===== Available data =====

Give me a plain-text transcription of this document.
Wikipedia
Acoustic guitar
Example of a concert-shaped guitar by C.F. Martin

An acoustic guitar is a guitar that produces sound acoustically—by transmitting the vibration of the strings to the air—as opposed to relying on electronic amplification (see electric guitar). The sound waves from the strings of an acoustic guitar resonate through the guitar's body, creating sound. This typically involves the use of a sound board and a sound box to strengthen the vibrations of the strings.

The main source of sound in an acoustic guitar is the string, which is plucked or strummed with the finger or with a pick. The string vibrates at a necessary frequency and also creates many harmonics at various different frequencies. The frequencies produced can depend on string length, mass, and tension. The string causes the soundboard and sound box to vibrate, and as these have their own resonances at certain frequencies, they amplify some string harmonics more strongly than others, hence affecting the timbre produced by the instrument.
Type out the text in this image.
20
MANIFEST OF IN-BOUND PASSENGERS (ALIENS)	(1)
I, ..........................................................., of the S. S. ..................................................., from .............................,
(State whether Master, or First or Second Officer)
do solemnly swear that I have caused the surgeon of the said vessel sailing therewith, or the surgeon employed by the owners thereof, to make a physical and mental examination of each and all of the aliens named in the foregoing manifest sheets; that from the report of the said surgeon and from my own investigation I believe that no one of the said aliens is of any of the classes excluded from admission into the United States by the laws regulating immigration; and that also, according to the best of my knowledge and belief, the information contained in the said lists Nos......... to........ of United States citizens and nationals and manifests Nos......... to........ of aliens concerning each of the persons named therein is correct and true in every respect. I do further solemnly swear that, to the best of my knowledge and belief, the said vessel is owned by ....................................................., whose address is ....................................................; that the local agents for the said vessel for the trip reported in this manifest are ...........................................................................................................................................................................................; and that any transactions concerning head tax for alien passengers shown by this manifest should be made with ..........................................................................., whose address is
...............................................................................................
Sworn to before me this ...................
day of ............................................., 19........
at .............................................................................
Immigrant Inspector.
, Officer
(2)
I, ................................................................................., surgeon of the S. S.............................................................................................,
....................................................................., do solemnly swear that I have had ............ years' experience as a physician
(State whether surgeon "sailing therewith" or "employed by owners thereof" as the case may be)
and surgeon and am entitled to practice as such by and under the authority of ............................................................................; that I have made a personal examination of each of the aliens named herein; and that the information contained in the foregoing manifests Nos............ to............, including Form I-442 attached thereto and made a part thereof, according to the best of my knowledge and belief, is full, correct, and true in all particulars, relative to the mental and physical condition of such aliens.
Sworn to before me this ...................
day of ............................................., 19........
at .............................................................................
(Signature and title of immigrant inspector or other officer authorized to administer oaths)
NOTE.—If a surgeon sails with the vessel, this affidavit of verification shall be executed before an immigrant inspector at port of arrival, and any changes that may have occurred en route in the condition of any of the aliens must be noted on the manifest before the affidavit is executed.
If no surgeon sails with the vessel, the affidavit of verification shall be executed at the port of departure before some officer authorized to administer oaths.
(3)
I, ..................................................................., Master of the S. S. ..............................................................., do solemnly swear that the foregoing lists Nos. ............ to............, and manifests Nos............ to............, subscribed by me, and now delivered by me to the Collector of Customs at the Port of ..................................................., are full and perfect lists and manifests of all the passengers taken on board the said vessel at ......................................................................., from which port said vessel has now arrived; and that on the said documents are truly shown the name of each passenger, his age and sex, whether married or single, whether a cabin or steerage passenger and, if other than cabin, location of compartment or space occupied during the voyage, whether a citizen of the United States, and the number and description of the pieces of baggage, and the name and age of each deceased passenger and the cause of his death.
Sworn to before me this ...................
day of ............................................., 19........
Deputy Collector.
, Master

=====

Go through the records. Copy each line where "some" appears.

The main source of sound in an acoustic guitar is the string, which is plucked or strummed with the finger or with a pick. The string vibrates at a necessary frequency and also creates many harmonics at various different frequencies. The frequencies produced can depend on string length, mass, and tension. The string causes the soundboard and sound box to vibrate, and as these have their own resonances at certain frequencies, they amplify some string harmonics more strongly than others, hence affecting the timbre produced by the instrument.
If no surgeon sails with the vessel, the affidavit of verification shall be executed at the port of departure before some officer authorized to administer oaths.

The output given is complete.